WORK TO BE COMPLETED
State how many lines in the entries below contain "values". Write nothing but the number.

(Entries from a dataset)
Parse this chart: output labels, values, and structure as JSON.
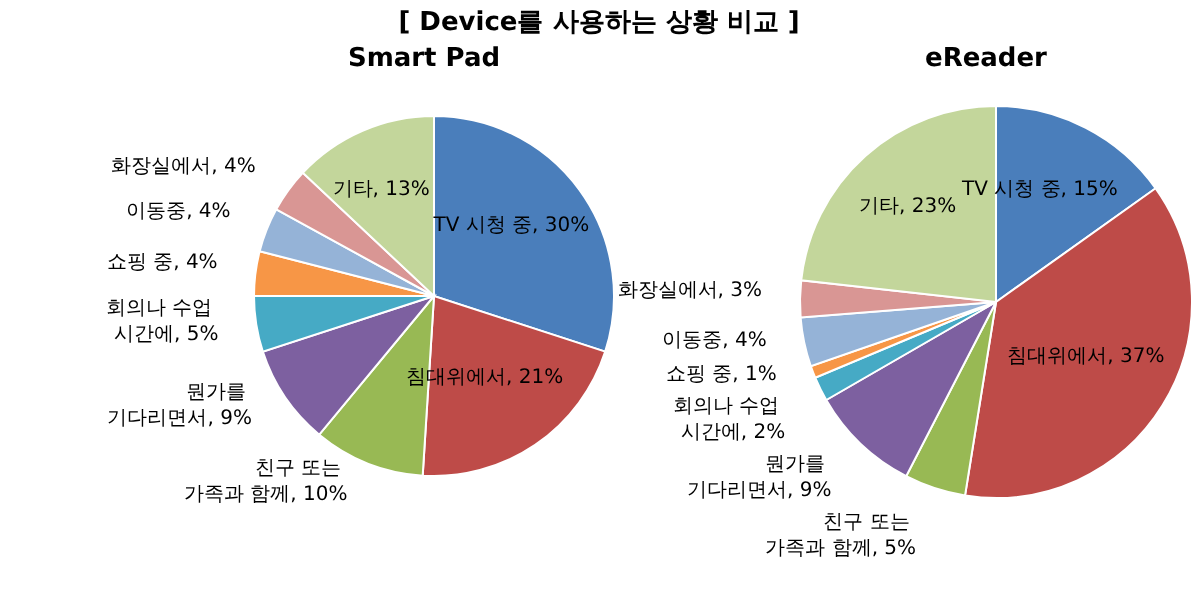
{
  "chart_data": [
    {
      "type": "pie",
      "title": "[ Device를 사용하는 상황 비교 ]",
      "subtitle": "Smart Pad",
      "categories": [
        "TV 시청 중",
        "침대위에서",
        "친구 또는\n가족과 함께",
        "뭔가를\n기다리면서",
        "회의나 수업\n시간에",
        "쇼핑 중",
        "이동중",
        "화장실에서",
        "기타"
      ],
      "values": [
        30,
        21,
        10,
        9,
        5,
        4,
        4,
        4,
        13
      ],
      "value_labels": [
        "30%",
        "21%",
        "10%",
        "9%",
        "5%",
        "4%",
        "4%",
        "4%",
        "13%"
      ],
      "colors": [
        "#4a7ebb",
        "#be4b48",
        "#98b954",
        "#7d60a0",
        "#46aac5",
        "#f79646",
        "#95b3d7",
        "#d99694",
        "#c3d69b"
      ]
    },
    {
      "type": "pie",
      "subtitle": "eReader",
      "categories": [
        "TV 시청 중",
        "침대위에서",
        "친구 또는\n가족과 함께",
        "뭔가를\n기다리면서",
        "회의나 수업\n시간에",
        "쇼핑 중",
        "이동중",
        "화장실에서",
        "기타"
      ],
      "values": [
        15,
        37,
        5,
        9,
        2,
        1,
        4,
        3,
        23
      ],
      "value_labels": [
        "15%",
        "37%",
        "5%",
        "9%",
        "2%",
        "1%",
        "4%",
        "3%",
        "23%"
      ],
      "colors": [
        "#4a7ebb",
        "#be4b48",
        "#98b954",
        "#7d60a0",
        "#46aac5",
        "#f79646",
        "#95b3d7",
        "#d99694",
        "#c3d69b"
      ]
    }
  ]
}
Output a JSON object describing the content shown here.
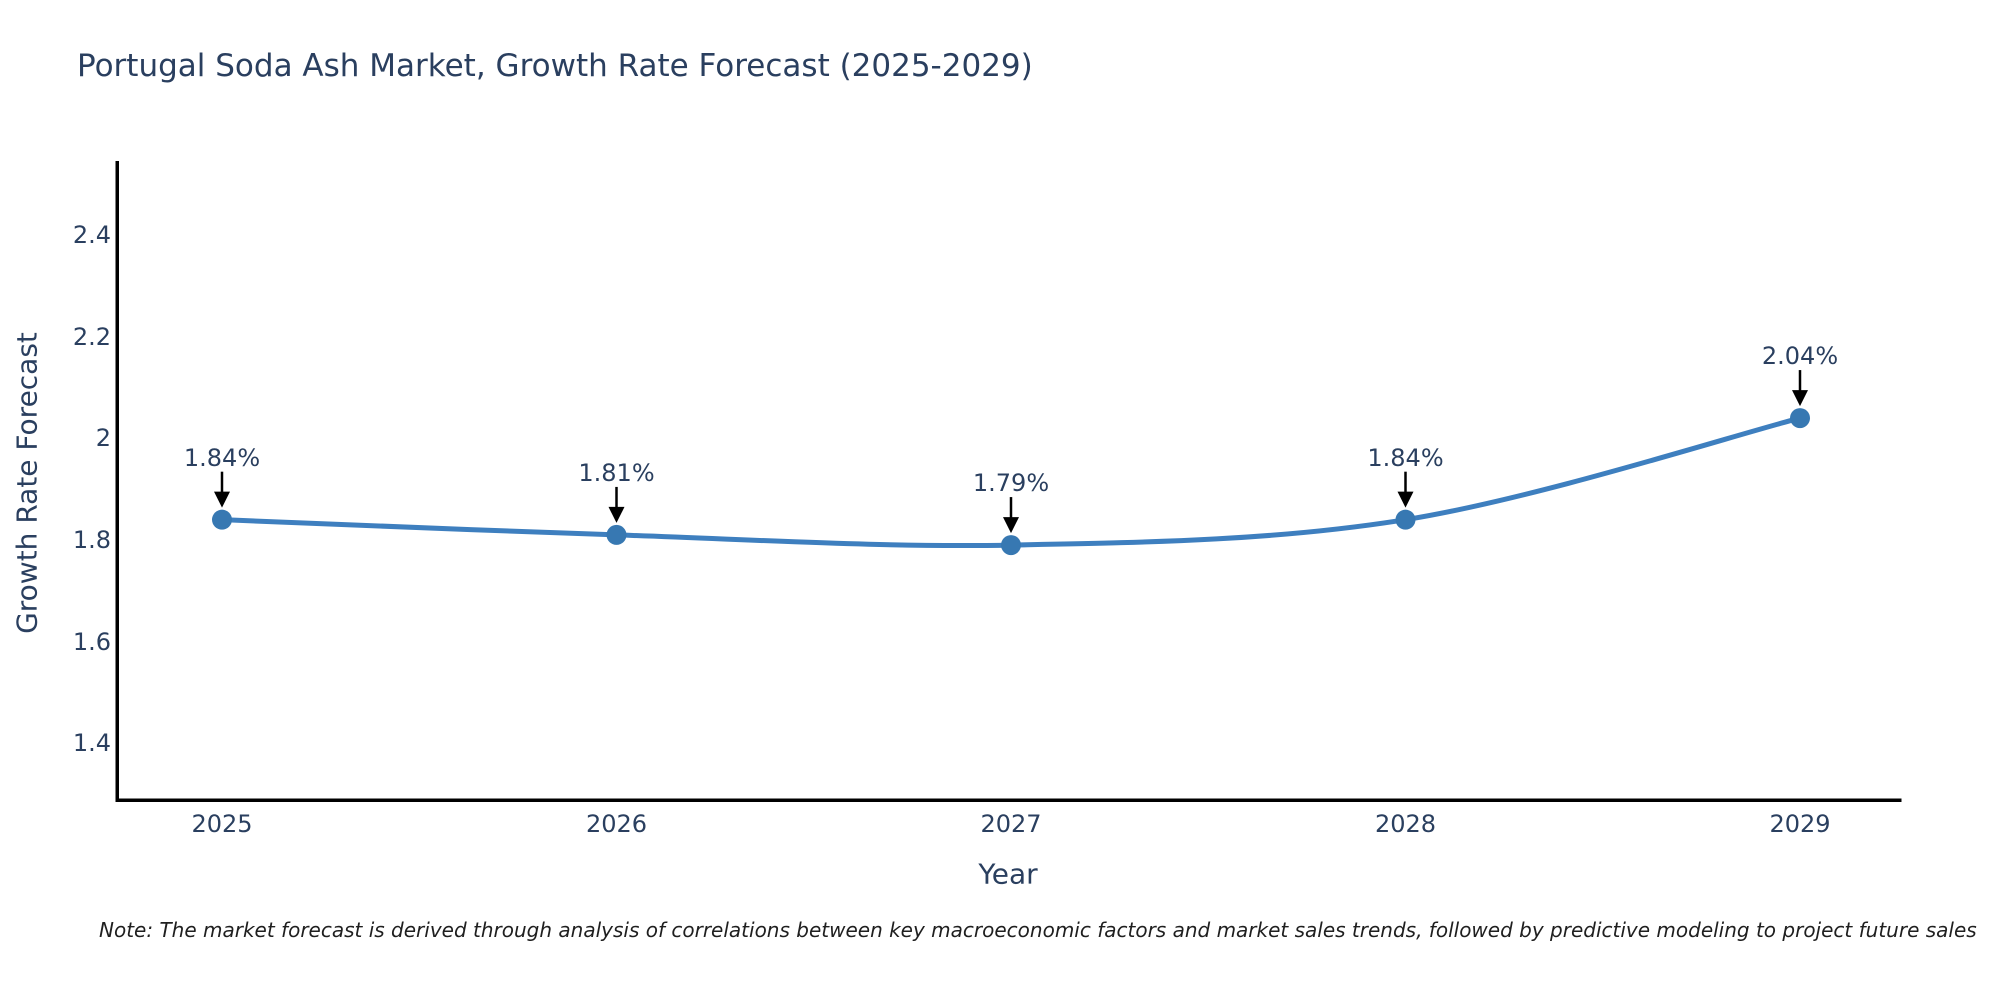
{
  "chart_data": {
    "type": "line",
    "title": "Portugal Soda Ash Market, Growth Rate Forecast (2025-2029)",
    "xlabel": "Year",
    "ylabel": "Growth Rate Forecast",
    "categories": [
      "2025",
      "2026",
      "2027",
      "2028",
      "2029"
    ],
    "values": [
      1.84,
      1.81,
      1.79,
      1.84,
      2.04
    ],
    "point_labels": [
      "1.84%",
      "1.81%",
      "1.79%",
      "1.84%",
      "2.04%"
    ],
    "series": [
      {
        "name": "Growth Rate Forecast",
        "values": [
          1.84,
          1.81,
          1.79,
          1.84,
          2.04
        ]
      }
    ],
    "y_ticks": [
      2.4,
      2.2,
      2.0,
      1.8,
      1.6,
      1.4
    ],
    "y_tick_labels": [
      "2.4",
      "2.2",
      "2",
      "1.8",
      "1.6",
      "1.4"
    ],
    "ylim": [
      1.29,
      2.54
    ],
    "grid": false,
    "legend_position": "none",
    "line_shape": "spline",
    "line_color": "#3e7fbf",
    "marker_color": "#3778b2",
    "arrow_color": "#000000",
    "axis_color": "#000000",
    "text_color": "#2a3f5f"
  },
  "note": {
    "text": "Note: The market forecast is derived through analysis of correlations between key macroeconomic factors and market sales trends, followed by predictive modeling to project future sales"
  }
}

EXERCISE ANSWER
5